**Stated problem:**
Count how many lines have the word "Paris" in them. Reply with that number by itself.

**Excerpted data:**

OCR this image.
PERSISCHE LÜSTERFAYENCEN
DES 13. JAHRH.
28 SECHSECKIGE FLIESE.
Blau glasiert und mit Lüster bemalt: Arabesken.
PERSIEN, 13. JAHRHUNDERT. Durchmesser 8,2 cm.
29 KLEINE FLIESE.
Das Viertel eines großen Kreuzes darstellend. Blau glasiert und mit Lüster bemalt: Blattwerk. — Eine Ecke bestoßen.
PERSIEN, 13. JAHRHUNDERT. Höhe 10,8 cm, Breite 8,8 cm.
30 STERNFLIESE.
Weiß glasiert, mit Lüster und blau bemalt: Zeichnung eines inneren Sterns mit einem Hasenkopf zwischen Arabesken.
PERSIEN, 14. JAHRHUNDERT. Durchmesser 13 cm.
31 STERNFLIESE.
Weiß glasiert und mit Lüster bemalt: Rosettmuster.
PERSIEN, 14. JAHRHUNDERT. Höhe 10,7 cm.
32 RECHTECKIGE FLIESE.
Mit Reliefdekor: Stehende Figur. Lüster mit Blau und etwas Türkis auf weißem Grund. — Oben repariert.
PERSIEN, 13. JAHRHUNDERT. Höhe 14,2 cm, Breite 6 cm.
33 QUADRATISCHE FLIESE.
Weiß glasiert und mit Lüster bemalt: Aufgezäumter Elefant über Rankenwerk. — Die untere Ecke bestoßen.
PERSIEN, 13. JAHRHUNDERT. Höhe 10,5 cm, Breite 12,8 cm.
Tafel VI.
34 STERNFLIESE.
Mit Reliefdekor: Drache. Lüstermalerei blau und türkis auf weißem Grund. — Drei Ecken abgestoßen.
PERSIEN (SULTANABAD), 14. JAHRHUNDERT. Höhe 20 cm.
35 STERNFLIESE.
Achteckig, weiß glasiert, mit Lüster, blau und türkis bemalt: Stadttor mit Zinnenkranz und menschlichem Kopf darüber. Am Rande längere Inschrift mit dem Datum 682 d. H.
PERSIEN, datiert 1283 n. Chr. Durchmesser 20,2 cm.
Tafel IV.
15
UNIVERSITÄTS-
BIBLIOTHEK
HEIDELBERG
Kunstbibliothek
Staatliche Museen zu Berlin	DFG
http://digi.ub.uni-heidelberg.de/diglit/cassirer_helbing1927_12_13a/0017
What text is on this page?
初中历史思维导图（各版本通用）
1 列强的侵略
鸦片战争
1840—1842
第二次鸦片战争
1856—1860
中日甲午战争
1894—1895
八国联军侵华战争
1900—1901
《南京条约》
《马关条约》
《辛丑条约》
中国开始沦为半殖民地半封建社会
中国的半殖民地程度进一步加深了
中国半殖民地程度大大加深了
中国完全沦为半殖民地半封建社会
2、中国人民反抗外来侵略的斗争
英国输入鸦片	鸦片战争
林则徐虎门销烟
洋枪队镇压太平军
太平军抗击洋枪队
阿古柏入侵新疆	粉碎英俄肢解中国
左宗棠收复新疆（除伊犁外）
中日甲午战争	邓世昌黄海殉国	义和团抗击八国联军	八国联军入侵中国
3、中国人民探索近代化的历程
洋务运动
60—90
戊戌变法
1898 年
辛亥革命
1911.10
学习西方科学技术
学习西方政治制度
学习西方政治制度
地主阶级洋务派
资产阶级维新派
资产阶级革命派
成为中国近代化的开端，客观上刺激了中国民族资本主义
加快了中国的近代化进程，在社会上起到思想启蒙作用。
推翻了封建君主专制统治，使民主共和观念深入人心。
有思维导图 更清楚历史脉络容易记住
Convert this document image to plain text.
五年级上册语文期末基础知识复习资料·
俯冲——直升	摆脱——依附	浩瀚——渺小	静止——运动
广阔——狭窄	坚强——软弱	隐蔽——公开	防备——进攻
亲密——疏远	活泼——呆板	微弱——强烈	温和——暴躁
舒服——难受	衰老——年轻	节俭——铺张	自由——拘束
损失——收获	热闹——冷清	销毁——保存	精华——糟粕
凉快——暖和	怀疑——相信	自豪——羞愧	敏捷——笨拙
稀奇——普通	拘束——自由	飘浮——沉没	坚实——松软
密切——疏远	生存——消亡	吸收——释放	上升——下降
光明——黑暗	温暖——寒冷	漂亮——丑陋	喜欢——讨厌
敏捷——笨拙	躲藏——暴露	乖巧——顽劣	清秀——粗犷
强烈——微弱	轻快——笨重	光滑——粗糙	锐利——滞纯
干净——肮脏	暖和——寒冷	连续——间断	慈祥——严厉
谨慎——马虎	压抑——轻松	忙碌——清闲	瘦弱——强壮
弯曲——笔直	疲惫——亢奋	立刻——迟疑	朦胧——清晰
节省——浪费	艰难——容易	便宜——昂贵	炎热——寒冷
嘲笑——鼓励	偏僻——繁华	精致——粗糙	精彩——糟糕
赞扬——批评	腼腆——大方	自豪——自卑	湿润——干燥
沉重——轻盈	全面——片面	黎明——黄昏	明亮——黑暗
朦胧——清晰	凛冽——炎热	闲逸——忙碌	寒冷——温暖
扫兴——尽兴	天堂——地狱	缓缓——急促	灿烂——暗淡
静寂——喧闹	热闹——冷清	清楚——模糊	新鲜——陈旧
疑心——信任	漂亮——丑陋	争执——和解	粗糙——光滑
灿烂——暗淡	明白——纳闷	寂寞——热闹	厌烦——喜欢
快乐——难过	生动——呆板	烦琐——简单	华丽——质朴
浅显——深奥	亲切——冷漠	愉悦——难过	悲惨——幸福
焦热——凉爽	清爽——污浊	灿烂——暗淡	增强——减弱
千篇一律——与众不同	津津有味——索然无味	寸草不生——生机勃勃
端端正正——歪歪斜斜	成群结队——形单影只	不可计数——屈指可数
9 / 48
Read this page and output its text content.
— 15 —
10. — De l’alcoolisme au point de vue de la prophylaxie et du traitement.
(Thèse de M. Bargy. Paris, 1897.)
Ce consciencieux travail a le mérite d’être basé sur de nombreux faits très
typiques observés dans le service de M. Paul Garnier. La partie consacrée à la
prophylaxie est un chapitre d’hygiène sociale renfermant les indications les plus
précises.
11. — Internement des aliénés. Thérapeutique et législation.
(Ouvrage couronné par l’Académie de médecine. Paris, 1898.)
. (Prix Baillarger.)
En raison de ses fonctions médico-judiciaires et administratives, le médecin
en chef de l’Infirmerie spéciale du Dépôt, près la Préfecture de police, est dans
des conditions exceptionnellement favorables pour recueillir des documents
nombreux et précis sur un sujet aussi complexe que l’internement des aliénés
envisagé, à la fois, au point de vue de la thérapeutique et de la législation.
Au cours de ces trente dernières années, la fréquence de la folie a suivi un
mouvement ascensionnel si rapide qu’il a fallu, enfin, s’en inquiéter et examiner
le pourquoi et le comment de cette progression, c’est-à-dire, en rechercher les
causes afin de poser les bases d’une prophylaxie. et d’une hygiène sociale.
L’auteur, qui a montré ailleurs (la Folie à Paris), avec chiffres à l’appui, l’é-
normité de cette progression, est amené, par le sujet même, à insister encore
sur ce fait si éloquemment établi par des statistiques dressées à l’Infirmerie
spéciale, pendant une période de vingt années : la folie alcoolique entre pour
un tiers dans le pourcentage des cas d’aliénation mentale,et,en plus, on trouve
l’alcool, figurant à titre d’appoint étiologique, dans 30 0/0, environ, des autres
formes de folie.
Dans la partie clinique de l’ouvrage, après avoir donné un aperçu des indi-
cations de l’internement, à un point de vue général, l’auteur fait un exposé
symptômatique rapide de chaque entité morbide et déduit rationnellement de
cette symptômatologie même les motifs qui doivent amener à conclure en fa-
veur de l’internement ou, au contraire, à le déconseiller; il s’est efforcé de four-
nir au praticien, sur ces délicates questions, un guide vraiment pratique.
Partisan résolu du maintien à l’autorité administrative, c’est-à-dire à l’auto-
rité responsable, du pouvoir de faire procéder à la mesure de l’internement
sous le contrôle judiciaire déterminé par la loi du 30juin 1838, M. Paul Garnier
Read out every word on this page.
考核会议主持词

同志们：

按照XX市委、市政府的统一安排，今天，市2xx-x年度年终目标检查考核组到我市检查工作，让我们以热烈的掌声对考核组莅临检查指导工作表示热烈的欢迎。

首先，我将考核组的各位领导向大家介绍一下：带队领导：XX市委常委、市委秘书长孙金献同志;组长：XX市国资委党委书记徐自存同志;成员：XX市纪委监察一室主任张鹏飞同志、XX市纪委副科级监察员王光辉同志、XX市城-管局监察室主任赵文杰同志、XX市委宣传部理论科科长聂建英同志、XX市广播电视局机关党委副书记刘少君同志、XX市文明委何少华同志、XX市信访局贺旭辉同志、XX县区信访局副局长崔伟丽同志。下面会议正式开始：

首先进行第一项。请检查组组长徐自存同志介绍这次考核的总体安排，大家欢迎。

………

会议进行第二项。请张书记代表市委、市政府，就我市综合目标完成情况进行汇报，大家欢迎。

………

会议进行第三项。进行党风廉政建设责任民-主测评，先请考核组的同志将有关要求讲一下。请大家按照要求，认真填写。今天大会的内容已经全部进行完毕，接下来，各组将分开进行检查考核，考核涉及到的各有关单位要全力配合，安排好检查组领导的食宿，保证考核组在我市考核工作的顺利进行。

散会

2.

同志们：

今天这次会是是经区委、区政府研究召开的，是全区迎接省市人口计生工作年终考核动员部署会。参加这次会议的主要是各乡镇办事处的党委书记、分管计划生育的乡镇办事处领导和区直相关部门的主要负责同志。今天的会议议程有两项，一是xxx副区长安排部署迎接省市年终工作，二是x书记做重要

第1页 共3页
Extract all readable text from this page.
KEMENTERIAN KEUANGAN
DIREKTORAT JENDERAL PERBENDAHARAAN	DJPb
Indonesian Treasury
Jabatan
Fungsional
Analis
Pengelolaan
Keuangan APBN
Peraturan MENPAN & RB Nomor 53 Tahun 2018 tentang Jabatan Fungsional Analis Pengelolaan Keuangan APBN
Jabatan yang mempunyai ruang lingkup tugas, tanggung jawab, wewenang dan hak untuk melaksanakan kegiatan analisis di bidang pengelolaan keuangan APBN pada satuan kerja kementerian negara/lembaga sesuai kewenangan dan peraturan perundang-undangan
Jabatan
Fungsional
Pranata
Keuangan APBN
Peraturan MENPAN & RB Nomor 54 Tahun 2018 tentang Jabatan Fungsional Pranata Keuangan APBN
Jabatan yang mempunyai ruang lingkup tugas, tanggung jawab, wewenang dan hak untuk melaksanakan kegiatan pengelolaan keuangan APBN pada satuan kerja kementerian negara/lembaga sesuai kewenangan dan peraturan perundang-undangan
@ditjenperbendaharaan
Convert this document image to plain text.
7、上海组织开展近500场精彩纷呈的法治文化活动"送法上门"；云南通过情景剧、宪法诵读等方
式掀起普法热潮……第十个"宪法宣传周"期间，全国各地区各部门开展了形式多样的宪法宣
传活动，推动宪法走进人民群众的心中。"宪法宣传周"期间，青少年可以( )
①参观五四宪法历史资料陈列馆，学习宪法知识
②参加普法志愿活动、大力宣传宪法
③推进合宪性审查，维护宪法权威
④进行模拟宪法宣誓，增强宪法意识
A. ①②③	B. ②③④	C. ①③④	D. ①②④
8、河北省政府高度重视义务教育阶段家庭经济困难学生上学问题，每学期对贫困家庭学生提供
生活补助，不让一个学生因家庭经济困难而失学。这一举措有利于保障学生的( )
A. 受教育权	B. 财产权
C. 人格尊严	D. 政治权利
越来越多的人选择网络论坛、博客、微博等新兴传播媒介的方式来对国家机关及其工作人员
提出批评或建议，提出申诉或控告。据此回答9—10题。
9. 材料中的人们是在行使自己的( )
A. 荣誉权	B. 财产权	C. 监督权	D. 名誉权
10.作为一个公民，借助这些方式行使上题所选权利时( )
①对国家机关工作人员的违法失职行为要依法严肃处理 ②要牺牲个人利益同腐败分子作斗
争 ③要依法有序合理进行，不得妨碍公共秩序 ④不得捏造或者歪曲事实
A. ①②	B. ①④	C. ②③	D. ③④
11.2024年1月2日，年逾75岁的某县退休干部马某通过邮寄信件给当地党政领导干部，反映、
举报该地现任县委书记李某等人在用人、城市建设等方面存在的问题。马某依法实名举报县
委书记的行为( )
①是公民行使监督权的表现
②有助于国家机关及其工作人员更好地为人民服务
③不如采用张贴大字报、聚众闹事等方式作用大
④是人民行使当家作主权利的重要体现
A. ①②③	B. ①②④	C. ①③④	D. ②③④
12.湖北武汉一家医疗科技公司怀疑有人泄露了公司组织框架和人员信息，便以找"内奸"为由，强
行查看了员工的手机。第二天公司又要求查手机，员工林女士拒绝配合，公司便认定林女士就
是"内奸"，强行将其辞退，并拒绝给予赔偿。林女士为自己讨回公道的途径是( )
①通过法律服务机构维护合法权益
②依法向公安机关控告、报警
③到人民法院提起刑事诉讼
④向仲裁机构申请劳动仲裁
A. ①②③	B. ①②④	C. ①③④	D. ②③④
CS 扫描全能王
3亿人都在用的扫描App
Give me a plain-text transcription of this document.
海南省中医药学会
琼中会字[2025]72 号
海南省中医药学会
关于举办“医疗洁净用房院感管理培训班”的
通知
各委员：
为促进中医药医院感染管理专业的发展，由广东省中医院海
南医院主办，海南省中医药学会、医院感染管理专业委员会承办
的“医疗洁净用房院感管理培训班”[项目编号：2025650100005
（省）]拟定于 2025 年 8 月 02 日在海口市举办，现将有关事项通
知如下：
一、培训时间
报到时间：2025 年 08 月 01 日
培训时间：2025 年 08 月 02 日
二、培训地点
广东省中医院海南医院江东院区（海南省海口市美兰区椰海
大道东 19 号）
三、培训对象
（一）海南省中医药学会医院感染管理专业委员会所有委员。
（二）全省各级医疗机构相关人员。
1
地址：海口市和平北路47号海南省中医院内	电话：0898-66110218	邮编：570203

**Exercise response:**
3